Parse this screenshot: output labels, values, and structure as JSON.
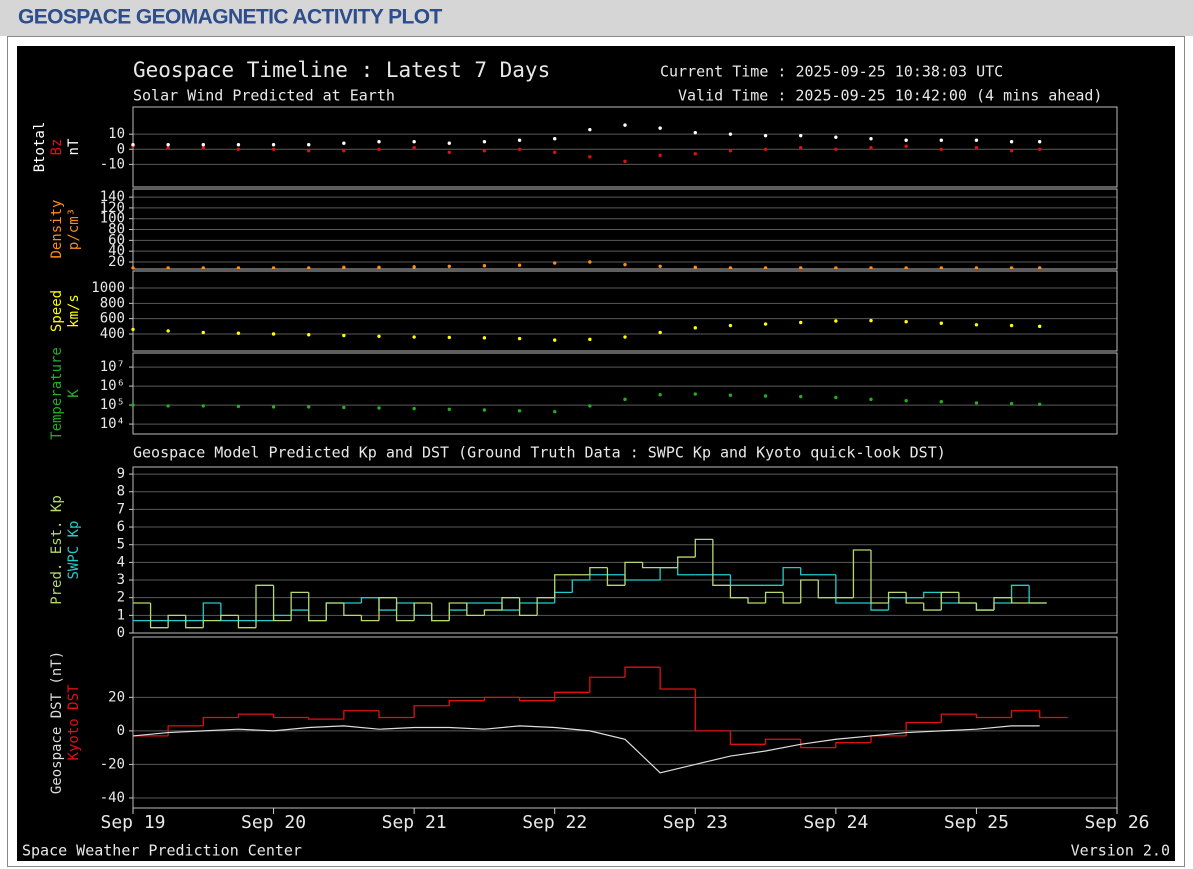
{
  "header": {
    "title": "GEOSPACE GEOMAGNETIC ACTIVITY PLOT"
  },
  "plot": {
    "title": "Geospace Timeline : Latest 7 Days",
    "current_time": "Current Time : 2025-09-25 10:38:03 UTC",
    "subtitle": "Solar Wind Predicted at Earth",
    "valid_time": "Valid Time : 2025-09-25 10:42:00 (4 mins ahead)",
    "model_title": "Geospace Model Predicted Kp and DST (Ground Truth Data : SWPC Kp and Kyoto quick-look DST)",
    "footer_left": "Space Weather Prediction Center",
    "footer_right": "Version 2.0"
  },
  "chart_data": [
    {
      "type": "scatter",
      "ylabel": "nT",
      "xlim": [
        0,
        7
      ],
      "ylim": [
        -25,
        28
      ],
      "yticks": [
        -10,
        0,
        10
      ],
      "grid": true,
      "x": [
        0,
        0.25,
        0.5,
        0.75,
        1,
        1.25,
        1.5,
        1.75,
        2,
        2.25,
        2.5,
        2.75,
        3,
        3.25,
        3.5,
        3.75,
        4,
        4.25,
        4.5,
        4.75,
        5,
        5.25,
        5.5,
        5.75,
        6,
        6.25,
        6.45
      ],
      "series": [
        {
          "name": "Btotal",
          "color": "#ffffff",
          "values": [
            3,
            3,
            3,
            3,
            3,
            3,
            4,
            5,
            5,
            4,
            5,
            6,
            7,
            13,
            16,
            14,
            11,
            10,
            9,
            9,
            8,
            7,
            6,
            6,
            6,
            5,
            5
          ]
        },
        {
          "name": "Bz",
          "color": "#e01010",
          "values": [
            2,
            1,
            1,
            0,
            0,
            -1,
            -1,
            0,
            1,
            -2,
            -1,
            0,
            -2,
            -5,
            -8,
            -4,
            -3,
            -1,
            0,
            1,
            0,
            1,
            2,
            0,
            1,
            -1,
            0
          ]
        }
      ]
    },
    {
      "type": "scatter",
      "ylabel": "p/cm³",
      "xlim": [
        0,
        7
      ],
      "ylim": [
        7,
        155
      ],
      "yticks": [
        20,
        40,
        60,
        80,
        100,
        120,
        140
      ],
      "grid": true,
      "x": [
        0,
        0.25,
        0.5,
        0.75,
        1,
        1.25,
        1.5,
        1.75,
        2,
        2.25,
        2.5,
        2.75,
        3,
        3.25,
        3.5,
        3.75,
        4,
        4.25,
        4.5,
        4.75,
        5,
        5.25,
        5.5,
        5.75,
        6,
        6.25,
        6.45
      ],
      "series": [
        {
          "name": "Density",
          "color": "#ff8c1a",
          "values": [
            9,
            9,
            9,
            9,
            9,
            9,
            10,
            10,
            11,
            12,
            13,
            14,
            18,
            20,
            15,
            12,
            10,
            9,
            9,
            9,
            9,
            9,
            9,
            9,
            9,
            9,
            9
          ]
        }
      ]
    },
    {
      "type": "scatter",
      "ylabel": "km/s",
      "xlim": [
        0,
        7
      ],
      "ylim": [
        178,
        1222
      ],
      "yticks": [
        400,
        600,
        800,
        1000
      ],
      "grid": true,
      "x": [
        0,
        0.25,
        0.5,
        0.75,
        1,
        1.25,
        1.5,
        1.75,
        2,
        2.25,
        2.5,
        2.75,
        3,
        3.25,
        3.5,
        3.75,
        4,
        4.25,
        4.5,
        4.75,
        5,
        5.25,
        5.5,
        5.75,
        6,
        6.25,
        6.45
      ],
      "series": [
        {
          "name": "Speed",
          "color": "#ffff00",
          "values": [
            460,
            440,
            420,
            410,
            400,
            390,
            380,
            370,
            360,
            355,
            350,
            340,
            320,
            330,
            360,
            420,
            480,
            510,
            530,
            550,
            570,
            575,
            560,
            540,
            520,
            510,
            500
          ]
        }
      ]
    },
    {
      "type": "scatter",
      "ylabel": "K",
      "yscale": "log",
      "xlim": [
        0,
        7
      ],
      "ylim": [
        3000,
        55000000
      ],
      "grid": true,
      "yticks": [
        {
          "value": 10000,
          "label": "10⁴"
        },
        {
          "value": 100000,
          "label": "10⁵"
        },
        {
          "value": 1000000,
          "label": "10⁶"
        },
        {
          "value": 10000000,
          "label": "10⁷"
        }
      ],
      "x": [
        0,
        0.25,
        0.5,
        0.75,
        1,
        1.25,
        1.5,
        1.75,
        2,
        2.25,
        2.5,
        2.75,
        3,
        3.25,
        3.5,
        3.75,
        4,
        4.25,
        4.5,
        4.75,
        5,
        5.25,
        5.5,
        5.75,
        6,
        6.25,
        6.45
      ],
      "series": [
        {
          "name": "Temperature",
          "color": "#22b022",
          "values": [
            100000,
            90000,
            90000,
            85000,
            80000,
            80000,
            75000,
            70000,
            65000,
            60000,
            55000,
            50000,
            45000,
            90000,
            200000,
            350000,
            380000,
            330000,
            300000,
            280000,
            250000,
            200000,
            170000,
            150000,
            130000,
            120000,
            110000
          ]
        }
      ]
    },
    {
      "type": "line",
      "xlim": [
        0,
        7
      ],
      "ylim": [
        0,
        9.4
      ],
      "yticks": [
        0,
        1,
        2,
        3,
        4,
        5,
        6,
        7,
        8,
        9
      ],
      "grid": true,
      "x": [
        0,
        0.125,
        0.25,
        0.375,
        0.5,
        0.625,
        0.75,
        0.875,
        1,
        1.125,
        1.25,
        1.375,
        1.5,
        1.625,
        1.75,
        1.875,
        2,
        2.125,
        2.25,
        2.375,
        2.5,
        2.625,
        2.75,
        2.875,
        3,
        3.125,
        3.25,
        3.375,
        3.5,
        3.625,
        3.75,
        3.875,
        4,
        4.125,
        4.25,
        4.375,
        4.5,
        4.625,
        4.75,
        4.875,
        5,
        5.125,
        5.25,
        5.375,
        5.5,
        5.625,
        5.75,
        5.875,
        6,
        6.125,
        6.25,
        6.375
      ],
      "series": [
        {
          "name": "Pred. Est. Kp",
          "color": "#b5d96e",
          "step": true,
          "values": [
            1.7,
            0.3,
            1.0,
            0.3,
            0.7,
            1.0,
            0.3,
            2.7,
            0.7,
            2.3,
            0.7,
            1.7,
            1.0,
            0.7,
            2.0,
            0.7,
            1.7,
            0.7,
            1.7,
            1.0,
            1.3,
            2.0,
            1.0,
            2.0,
            3.3,
            3.3,
            3.7,
            2.7,
            4.0,
            3.7,
            3.7,
            4.3,
            5.3,
            2.7,
            2.0,
            1.7,
            2.3,
            1.7,
            3.0,
            2.0,
            2.0,
            4.7,
            1.7,
            2.3,
            1.7,
            1.3,
            2.3,
            1.7,
            1.3,
            2.0,
            1.7,
            1.7
          ]
        },
        {
          "name": "SWPC Kp",
          "color": "#22cccc",
          "step": true,
          "values": [
            0.7,
            0.7,
            0.7,
            0.7,
            1.7,
            0.7,
            0.7,
            0.7,
            1.0,
            1.3,
            0.7,
            1.7,
            1.7,
            2.0,
            1.3,
            1.7,
            1.0,
            0.7,
            1.3,
            1.7,
            1.7,
            1.3,
            1.7,
            1.7,
            2.3,
            3.0,
            3.3,
            3.3,
            3.0,
            3.0,
            3.7,
            3.3,
            3.3,
            3.3,
            2.7,
            2.7,
            2.7,
            3.7,
            3.3,
            3.3,
            1.7,
            1.7,
            1.3,
            2.0,
            2.0,
            2.3,
            1.7,
            1.7,
            1.3,
            1.7,
            2.7,
            1.7
          ]
        }
      ]
    },
    {
      "type": "line",
      "xlim": [
        0,
        7
      ],
      "ylim": [
        -46,
        56
      ],
      "yticks": [
        -40,
        -20,
        0,
        20
      ],
      "grid": true,
      "xticks": [
        {
          "value": 0,
          "label": "Sep 19"
        },
        {
          "value": 1,
          "label": "Sep 20"
        },
        {
          "value": 2,
          "label": "Sep 21"
        },
        {
          "value": 3,
          "label": "Sep 22"
        },
        {
          "value": 4,
          "label": "Sep 23"
        },
        {
          "value": 5,
          "label": "Sep 24"
        },
        {
          "value": 6,
          "label": "Sep 25"
        },
        {
          "value": 7,
          "label": "Sep 26"
        }
      ],
      "x": [
        0,
        0.25,
        0.5,
        0.75,
        1,
        1.25,
        1.5,
        1.75,
        2,
        2.25,
        2.5,
        2.75,
        3,
        3.25,
        3.5,
        3.75,
        4,
        4.25,
        4.5,
        4.75,
        5,
        5.25,
        5.5,
        5.75,
        6,
        6.25,
        6.45
      ],
      "series": [
        {
          "name": "Geospace DST (nT)",
          "color": "#dddddd",
          "values": [
            -3,
            -1,
            0,
            1,
            0,
            2,
            3,
            1,
            2,
            2,
            1,
            3,
            2,
            0,
            -5,
            -25,
            -20,
            -15,
            -12,
            -8,
            -5,
            -3,
            -1,
            0,
            1,
            3,
            3
          ]
        },
        {
          "name": "Kyoto DST",
          "color": "#e01010",
          "step": true,
          "values": [
            -3,
            3,
            8,
            10,
            8,
            7,
            12,
            8,
            15,
            18,
            20,
            18,
            23,
            32,
            38,
            25,
            0,
            -8,
            -5,
            -10,
            -7,
            -3,
            5,
            10,
            8,
            12,
            8
          ]
        }
      ]
    }
  ]
}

▸ **WHAT TO PRODUCE**:
From the listing, copy every line where the string "color" appears.

▸ **ANSWER IN FULL**:
          "color": "#ffffff",
          "color": "#e01010",
          "color": "#ff8c1a",
          "color": "#ffff00",
          "color": "#22b022",
          "color": "#b5d96e",
          "color": "#22cccc",
          "color": "#dddddd",
          "color": "#e01010",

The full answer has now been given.